TASK:
Below are some records. How many of their lines contain the string "Opens"? Give the number only.

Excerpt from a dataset
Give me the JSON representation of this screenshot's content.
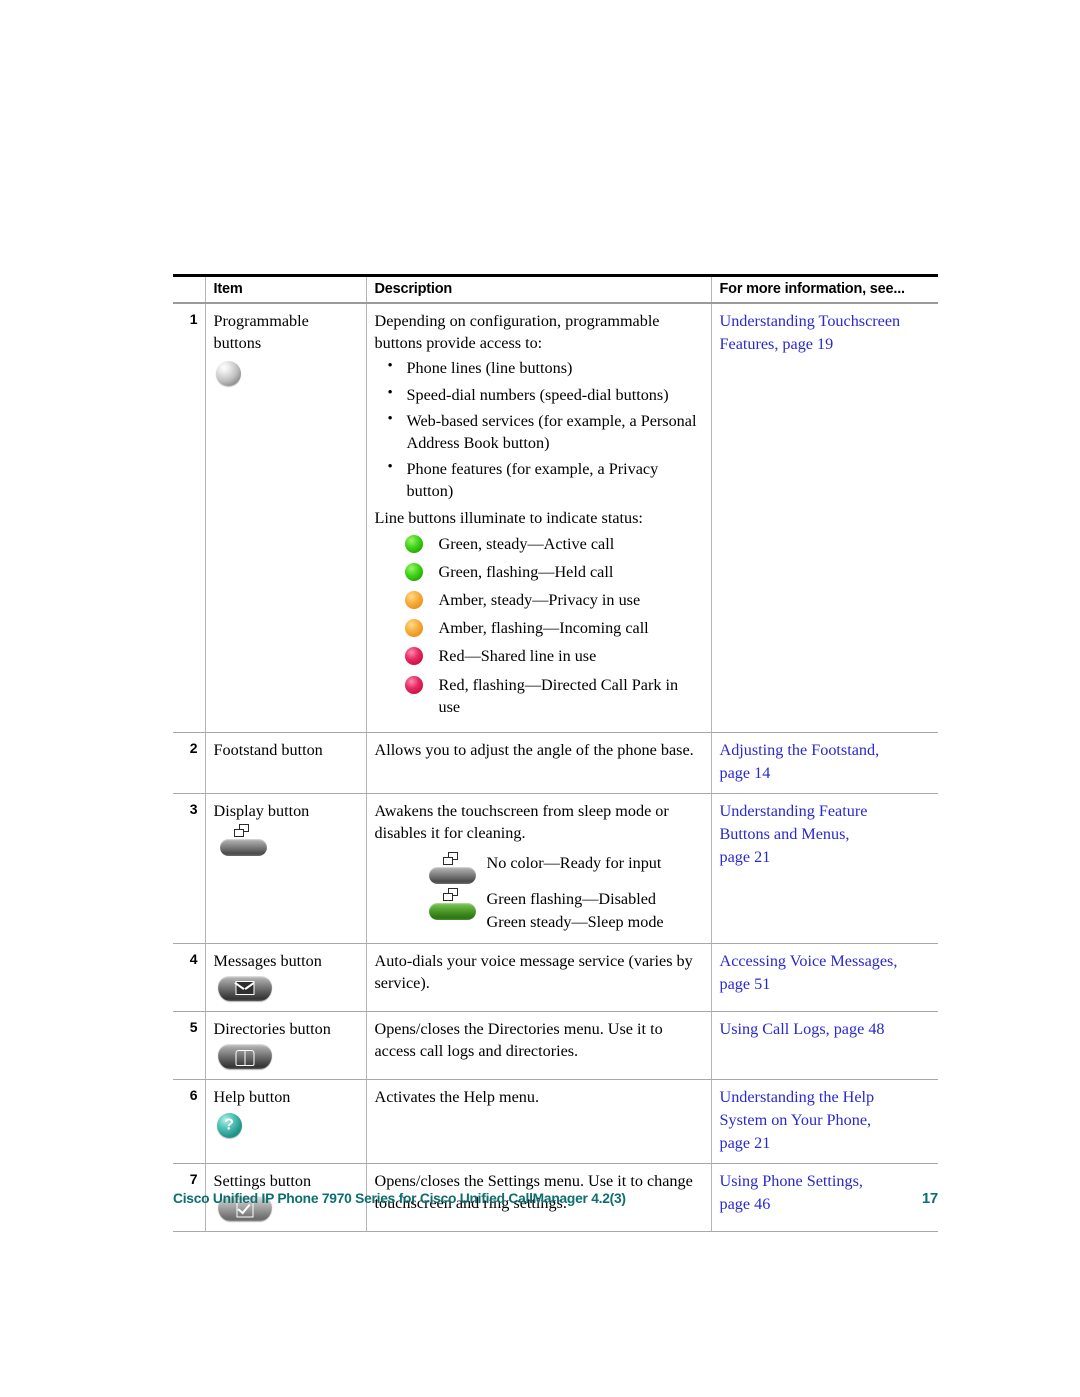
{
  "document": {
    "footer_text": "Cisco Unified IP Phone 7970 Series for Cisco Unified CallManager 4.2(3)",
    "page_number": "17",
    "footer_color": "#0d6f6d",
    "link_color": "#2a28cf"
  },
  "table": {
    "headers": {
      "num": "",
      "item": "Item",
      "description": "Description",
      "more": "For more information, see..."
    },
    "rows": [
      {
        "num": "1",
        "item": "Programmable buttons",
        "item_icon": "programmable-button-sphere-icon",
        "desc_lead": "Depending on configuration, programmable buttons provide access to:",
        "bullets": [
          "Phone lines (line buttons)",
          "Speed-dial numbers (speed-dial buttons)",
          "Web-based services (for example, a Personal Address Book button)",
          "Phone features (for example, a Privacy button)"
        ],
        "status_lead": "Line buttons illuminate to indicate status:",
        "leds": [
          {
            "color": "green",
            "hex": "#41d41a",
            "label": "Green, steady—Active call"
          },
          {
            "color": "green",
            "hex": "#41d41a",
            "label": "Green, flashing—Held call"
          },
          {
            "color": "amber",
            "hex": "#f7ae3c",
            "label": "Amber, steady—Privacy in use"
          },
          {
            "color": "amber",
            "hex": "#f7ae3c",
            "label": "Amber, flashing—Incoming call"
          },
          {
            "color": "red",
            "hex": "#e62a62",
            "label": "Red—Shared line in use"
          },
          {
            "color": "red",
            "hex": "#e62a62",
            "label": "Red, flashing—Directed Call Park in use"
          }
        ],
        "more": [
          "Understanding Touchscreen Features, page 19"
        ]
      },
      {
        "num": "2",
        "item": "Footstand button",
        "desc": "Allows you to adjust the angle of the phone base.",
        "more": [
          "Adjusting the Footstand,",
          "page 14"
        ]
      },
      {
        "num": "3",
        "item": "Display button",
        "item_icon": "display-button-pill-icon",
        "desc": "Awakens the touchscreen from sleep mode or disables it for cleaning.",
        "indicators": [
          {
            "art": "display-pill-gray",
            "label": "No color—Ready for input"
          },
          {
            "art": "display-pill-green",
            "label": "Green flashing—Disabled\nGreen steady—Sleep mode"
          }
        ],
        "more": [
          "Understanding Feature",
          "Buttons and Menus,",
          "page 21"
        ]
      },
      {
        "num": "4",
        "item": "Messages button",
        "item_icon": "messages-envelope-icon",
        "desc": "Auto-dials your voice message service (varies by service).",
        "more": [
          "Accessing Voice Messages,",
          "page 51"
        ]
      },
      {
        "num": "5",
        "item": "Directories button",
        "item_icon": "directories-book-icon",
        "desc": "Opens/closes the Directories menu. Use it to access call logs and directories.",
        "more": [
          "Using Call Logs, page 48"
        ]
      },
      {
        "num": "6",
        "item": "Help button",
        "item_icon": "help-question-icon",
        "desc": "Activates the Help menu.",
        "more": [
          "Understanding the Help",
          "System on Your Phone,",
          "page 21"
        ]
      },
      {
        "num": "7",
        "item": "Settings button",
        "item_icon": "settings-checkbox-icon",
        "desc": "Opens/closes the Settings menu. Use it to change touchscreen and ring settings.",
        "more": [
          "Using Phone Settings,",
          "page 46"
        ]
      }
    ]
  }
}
--
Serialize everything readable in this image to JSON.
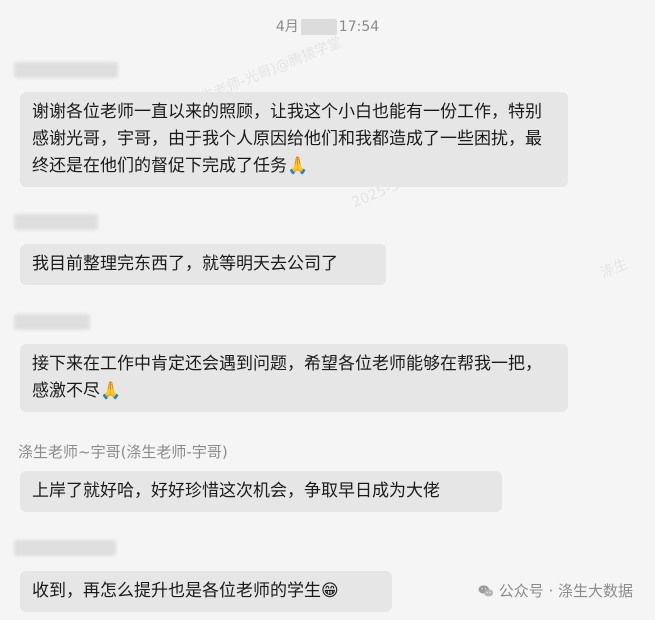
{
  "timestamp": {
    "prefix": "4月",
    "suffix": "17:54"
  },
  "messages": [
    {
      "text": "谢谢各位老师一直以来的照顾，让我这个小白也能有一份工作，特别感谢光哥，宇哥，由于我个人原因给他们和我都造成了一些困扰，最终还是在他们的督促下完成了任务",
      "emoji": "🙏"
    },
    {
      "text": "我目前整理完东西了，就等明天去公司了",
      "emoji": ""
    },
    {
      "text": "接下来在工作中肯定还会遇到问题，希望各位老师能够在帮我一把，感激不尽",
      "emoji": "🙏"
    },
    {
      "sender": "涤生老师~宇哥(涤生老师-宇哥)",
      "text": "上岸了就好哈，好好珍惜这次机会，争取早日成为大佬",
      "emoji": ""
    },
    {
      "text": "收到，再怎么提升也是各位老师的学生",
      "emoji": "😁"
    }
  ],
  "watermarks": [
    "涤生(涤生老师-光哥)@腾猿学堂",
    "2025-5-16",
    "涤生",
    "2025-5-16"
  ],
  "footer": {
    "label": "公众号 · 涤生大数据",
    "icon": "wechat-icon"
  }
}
* * *
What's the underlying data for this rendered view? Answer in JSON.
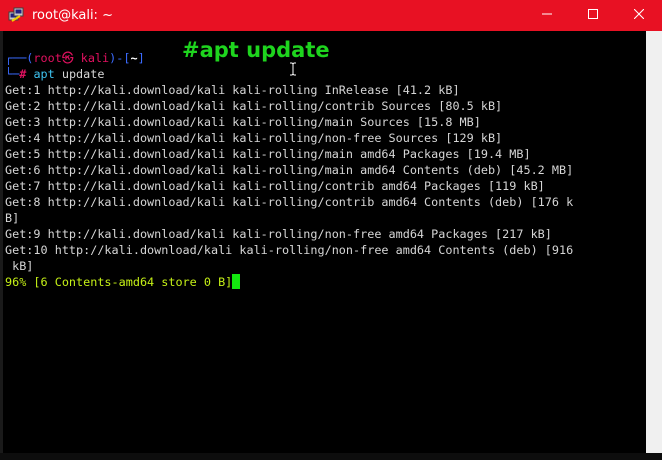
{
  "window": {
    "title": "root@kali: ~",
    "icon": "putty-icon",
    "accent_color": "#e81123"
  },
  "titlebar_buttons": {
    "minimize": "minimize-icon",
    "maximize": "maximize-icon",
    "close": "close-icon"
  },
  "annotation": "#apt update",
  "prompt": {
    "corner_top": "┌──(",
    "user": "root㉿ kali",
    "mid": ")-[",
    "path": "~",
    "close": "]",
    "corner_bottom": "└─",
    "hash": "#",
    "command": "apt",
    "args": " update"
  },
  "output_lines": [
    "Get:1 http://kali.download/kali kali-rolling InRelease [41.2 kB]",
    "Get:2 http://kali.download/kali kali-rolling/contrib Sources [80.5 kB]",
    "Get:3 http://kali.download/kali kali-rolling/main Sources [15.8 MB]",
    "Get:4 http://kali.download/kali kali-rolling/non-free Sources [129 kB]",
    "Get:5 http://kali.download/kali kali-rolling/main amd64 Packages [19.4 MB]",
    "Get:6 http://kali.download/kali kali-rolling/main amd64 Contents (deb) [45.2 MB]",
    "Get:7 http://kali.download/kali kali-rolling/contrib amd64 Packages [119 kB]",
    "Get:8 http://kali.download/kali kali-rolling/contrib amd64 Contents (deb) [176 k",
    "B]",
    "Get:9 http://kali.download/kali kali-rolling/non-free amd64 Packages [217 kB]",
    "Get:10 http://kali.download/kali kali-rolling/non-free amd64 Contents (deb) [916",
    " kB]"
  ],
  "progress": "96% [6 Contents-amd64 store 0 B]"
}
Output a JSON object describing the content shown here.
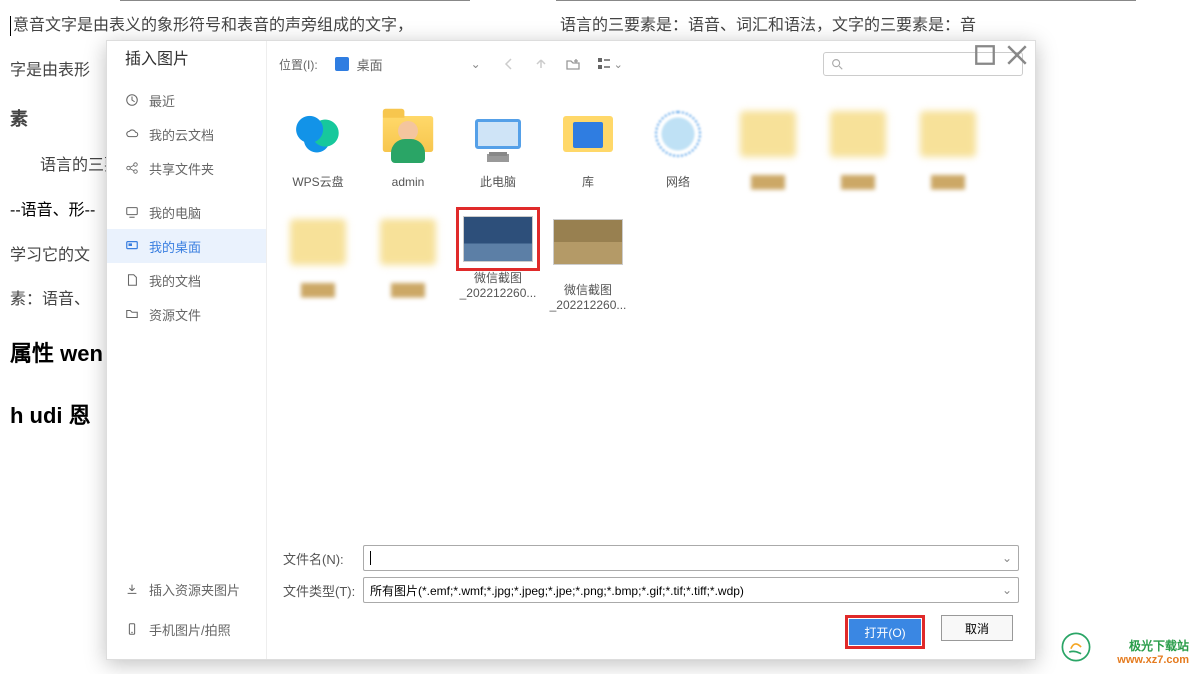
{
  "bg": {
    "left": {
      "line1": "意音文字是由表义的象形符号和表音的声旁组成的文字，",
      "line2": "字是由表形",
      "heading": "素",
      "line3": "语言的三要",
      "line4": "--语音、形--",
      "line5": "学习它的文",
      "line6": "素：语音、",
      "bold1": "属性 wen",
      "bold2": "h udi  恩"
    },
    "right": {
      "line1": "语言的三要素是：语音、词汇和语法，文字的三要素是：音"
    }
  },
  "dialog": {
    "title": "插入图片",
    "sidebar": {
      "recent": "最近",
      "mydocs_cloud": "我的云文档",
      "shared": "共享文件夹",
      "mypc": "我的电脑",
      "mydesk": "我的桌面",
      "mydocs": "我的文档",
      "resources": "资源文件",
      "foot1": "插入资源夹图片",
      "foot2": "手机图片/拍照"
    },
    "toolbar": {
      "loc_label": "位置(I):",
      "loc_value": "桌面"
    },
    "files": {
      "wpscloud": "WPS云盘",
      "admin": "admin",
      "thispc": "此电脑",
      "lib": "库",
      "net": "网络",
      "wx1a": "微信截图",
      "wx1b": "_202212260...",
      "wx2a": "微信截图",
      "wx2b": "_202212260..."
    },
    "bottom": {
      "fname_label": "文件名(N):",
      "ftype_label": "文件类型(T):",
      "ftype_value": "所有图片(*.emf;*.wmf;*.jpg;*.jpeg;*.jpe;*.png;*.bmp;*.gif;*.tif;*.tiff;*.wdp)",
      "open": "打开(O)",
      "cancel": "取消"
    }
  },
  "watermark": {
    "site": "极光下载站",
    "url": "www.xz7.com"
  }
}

CORRECT RESPONSE:
2